(Data records)
>> begin

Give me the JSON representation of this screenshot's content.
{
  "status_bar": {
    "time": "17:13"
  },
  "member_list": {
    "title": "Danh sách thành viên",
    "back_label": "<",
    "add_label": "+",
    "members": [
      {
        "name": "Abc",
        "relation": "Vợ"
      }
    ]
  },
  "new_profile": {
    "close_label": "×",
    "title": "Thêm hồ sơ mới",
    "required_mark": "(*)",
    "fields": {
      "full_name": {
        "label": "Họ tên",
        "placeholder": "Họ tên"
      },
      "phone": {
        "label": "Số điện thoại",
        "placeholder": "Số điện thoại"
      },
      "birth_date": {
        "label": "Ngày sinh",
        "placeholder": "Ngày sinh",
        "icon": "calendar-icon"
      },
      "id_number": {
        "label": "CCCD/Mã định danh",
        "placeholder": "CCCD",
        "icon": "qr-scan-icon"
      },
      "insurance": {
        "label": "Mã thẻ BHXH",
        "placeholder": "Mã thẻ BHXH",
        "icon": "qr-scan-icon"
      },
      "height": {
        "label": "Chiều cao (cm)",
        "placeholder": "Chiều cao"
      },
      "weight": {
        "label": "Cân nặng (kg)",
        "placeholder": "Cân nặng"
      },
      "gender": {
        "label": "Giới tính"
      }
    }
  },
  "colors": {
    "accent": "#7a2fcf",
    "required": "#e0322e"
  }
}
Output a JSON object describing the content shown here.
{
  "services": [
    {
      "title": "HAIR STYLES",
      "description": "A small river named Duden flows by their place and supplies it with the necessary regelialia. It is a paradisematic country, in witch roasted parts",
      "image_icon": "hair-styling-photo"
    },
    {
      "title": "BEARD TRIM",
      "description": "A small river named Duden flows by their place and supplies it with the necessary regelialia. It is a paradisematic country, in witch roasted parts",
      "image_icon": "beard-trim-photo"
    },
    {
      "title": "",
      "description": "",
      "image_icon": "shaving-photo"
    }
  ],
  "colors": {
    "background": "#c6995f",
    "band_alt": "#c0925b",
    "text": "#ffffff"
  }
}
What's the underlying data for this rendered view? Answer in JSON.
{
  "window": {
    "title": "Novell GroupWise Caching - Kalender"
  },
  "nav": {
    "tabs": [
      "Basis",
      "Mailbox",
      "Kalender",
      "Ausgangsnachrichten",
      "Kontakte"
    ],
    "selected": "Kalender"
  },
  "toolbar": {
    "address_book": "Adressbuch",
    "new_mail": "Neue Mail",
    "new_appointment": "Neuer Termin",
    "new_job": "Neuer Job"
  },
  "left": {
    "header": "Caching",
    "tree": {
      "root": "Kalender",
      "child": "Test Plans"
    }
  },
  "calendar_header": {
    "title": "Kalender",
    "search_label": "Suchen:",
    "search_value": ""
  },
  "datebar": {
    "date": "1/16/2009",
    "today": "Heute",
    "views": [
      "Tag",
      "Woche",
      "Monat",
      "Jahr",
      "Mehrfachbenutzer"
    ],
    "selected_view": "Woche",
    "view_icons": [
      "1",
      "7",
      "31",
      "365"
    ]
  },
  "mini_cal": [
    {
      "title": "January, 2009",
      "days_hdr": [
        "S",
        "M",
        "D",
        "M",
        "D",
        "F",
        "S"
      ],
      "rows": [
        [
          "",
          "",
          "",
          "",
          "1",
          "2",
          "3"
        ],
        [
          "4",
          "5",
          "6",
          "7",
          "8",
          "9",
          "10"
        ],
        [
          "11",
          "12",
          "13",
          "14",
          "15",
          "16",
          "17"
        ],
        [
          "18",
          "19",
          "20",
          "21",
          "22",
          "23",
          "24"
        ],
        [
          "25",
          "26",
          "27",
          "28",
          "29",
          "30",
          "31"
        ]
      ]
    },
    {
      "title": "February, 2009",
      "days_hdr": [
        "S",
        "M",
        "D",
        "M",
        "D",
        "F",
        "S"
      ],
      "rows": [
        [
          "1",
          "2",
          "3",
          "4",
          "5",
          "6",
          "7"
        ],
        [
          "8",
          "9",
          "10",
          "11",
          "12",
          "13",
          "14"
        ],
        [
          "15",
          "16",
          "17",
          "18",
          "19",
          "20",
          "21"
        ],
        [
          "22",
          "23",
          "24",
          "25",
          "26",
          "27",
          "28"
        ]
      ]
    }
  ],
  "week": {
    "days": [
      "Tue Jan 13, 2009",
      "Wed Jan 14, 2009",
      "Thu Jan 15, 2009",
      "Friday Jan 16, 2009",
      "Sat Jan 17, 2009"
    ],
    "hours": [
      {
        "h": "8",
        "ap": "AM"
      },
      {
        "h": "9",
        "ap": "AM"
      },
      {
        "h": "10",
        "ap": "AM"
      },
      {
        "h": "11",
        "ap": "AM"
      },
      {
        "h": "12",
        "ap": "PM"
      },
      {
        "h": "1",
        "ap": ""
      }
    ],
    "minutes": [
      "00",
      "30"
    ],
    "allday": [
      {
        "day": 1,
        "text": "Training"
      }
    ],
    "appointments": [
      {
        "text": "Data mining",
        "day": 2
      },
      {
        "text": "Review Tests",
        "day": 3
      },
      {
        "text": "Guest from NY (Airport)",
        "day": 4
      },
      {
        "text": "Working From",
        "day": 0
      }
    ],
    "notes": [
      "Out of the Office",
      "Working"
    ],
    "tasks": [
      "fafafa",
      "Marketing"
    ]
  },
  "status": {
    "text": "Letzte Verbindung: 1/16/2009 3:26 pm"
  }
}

>> end

[What is needed]
Every entry in the listing must be retyped exactly.

[The output]
Give me the JSON representation of this screenshot's content.
{
  "status_bar": {
    "time": "17:13"
  },
  "member_list": {
    "title": "Danh sách thành viên",
    "back_label": "<",
    "add_label": "+",
    "members": [
      {
        "name": "Abc",
        "relation": "Vợ"
      }
    ]
  },
  "new_profile": {
    "close_label": "×",
    "title": "Thêm hồ sơ mới",
    "required_mark": "(*)",
    "fields": {
      "full_name": {
        "label": "Họ tên",
        "placeholder": "Họ tên"
      },
      "phone": {
        "label": "Số điện thoại",
        "placeholder": "Số điện thoại"
      },
      "birth_date": {
        "label": "Ngày sinh",
        "placeholder": "Ngày sinh",
        "icon": "calendar-icon"
      },
      "id_number": {
        "label": "CCCD/Mã định danh",
        "placeholder": "CCCD",
        "icon": "qr-scan-icon"
      },
      "insurance": {
        "label": "Mã thẻ BHXH",
        "placeholder": "Mã thẻ BHXH",
        "icon": "qr-scan-icon"
      },
      "height": {
        "label": "Chiều cao (cm)",
        "placeholder": "Chiều cao"
      },
      "weight": {
        "label": "Cân nặng (kg)",
        "placeholder": "Cân nặng"
      },
      "gender": {
        "label": "Giới tính"
      }
    }
  },
  "colors": {
    "accent": "#7a2fcf",
    "required": "#e0322e"
  }
}
Output a JSON object describing the content shown here.
{
  "services": [
    {
      "title": "HAIR STYLES",
      "description": "A small river named Duden flows by their place and supplies it with the necessary regelialia. It is a paradisematic country, in witch roasted parts",
      "image_icon": "hair-styling-photo"
    },
    {
      "title": "BEARD TRIM",
      "description": "A small river named Duden flows by their place and supplies it with the necessary regelialia. It is a paradisematic country, in witch roasted parts",
      "image_icon": "beard-trim-photo"
    },
    {
      "title": "",
      "description": "",
      "image_icon": "shaving-photo"
    }
  ],
  "colors": {
    "background": "#c6995f",
    "band_alt": "#c0925b",
    "text": "#ffffff"
  }
}
What's the underlying data for this rendered view? Answer in JSON.
{
  "window": {
    "title": "Novell GroupWise Caching - Kalender"
  },
  "nav": {
    "tabs": [
      "Basis",
      "Mailbox",
      "Kalender",
      "Ausgangsnachrichten",
      "Kontakte"
    ],
    "selected": "Kalender"
  },
  "toolbar": {
    "address_book": "Adressbuch",
    "new_mail": "Neue Mail",
    "new_appointment": "Neuer Termin",
    "new_job": "Neuer Job"
  },
  "left": {
    "header": "Caching",
    "tree": {
      "root": "Kalender",
      "child": "Test Plans"
    }
  },
  "calendar_header": {
    "title": "Kalender",
    "search_label": "Suchen:",
    "search_value": ""
  },
  "datebar": {
    "date": "1/16/2009",
    "today": "Heute",
    "views": [
      "Tag",
      "Woche",
      "Monat",
      "Jahr",
      "Mehrfachbenutzer"
    ],
    "selected_view": "Woche",
    "view_icons": [
      "1",
      "7",
      "31",
      "365"
    ]
  },
  "mini_cal": [
    {
      "title": "January, 2009",
      "days_hdr": [
        "S",
        "M",
        "D",
        "M",
        "D",
        "F",
        "S"
      ],
      "rows": [
        [
          "",
          "",
          "",
          "",
          "1",
          "2",
          "3"
        ],
        [
          "4",
          "5",
          "6",
          "7",
          "8",
          "9",
          "10"
        ],
        [
          "11",
          "12",
          "13",
          "14",
          "15",
          "16",
          "17"
        ],
        [
          "18",
          "19",
          "20",
          "21",
          "22",
          "23",
          "24"
        ],
        [
          "25",
          "26",
          "27",
          "28",
          "29",
          "30",
          "31"
        ]
      ]
    },
    {
      "title": "February, 2009",
      "days_hdr": [
        "S",
        "M",
        "D",
        "M",
        "D",
        "F",
        "S"
      ],
      "rows": [
        [
          "1",
          "2",
          "3",
          "4",
          "5",
          "6",
          "7"
        ],
        [
          "8",
          "9",
          "10",
          "11",
          "12",
          "13",
          "14"
        ],
        [
          "15",
          "16",
          "17",
          "18",
          "19",
          "20",
          "21"
        ],
        [
          "22",
          "23",
          "24",
          "25",
          "26",
          "27",
          "28"
        ]
      ]
    }
  ],
  "week": {
    "days": [
      "Tue Jan 13, 2009",
      "Wed Jan 14, 2009",
      "Thu Jan 15, 2009",
      "Friday Jan 16, 2009",
      "Sat Jan 17, 2009"
    ],
    "hours": [
      {
        "h": "8",
        "ap": "AM"
      },
      {
        "h": "9",
        "ap": "AM"
      },
      {
        "h": "10",
        "ap": "AM"
      },
      {
        "h": "11",
        "ap": "AM"
      },
      {
        "h": "12",
        "ap": "PM"
      },
      {
        "h": "1",
        "ap": ""
      }
    ],
    "minutes": [
      "00",
      "30"
    ],
    "allday": [
      {
        "day": 1,
        "text": "Training"
      }
    ],
    "appointments": [
      {
        "text": "Data mining",
        "day": 2
      },
      {
        "text": "Review Tests",
        "day": 3
      },
      {
        "text": "Guest from NY (Airport)",
        "day": 4
      },
      {
        "text": "Working From",
        "day": 0
      }
    ],
    "notes": [
      "Out of the Office",
      "Working"
    ],
    "tasks": [
      "fafafa",
      "Marketing"
    ]
  },
  "status": {
    "text": "Letzte Verbindung: 1/16/2009 3:26 pm"
  }
}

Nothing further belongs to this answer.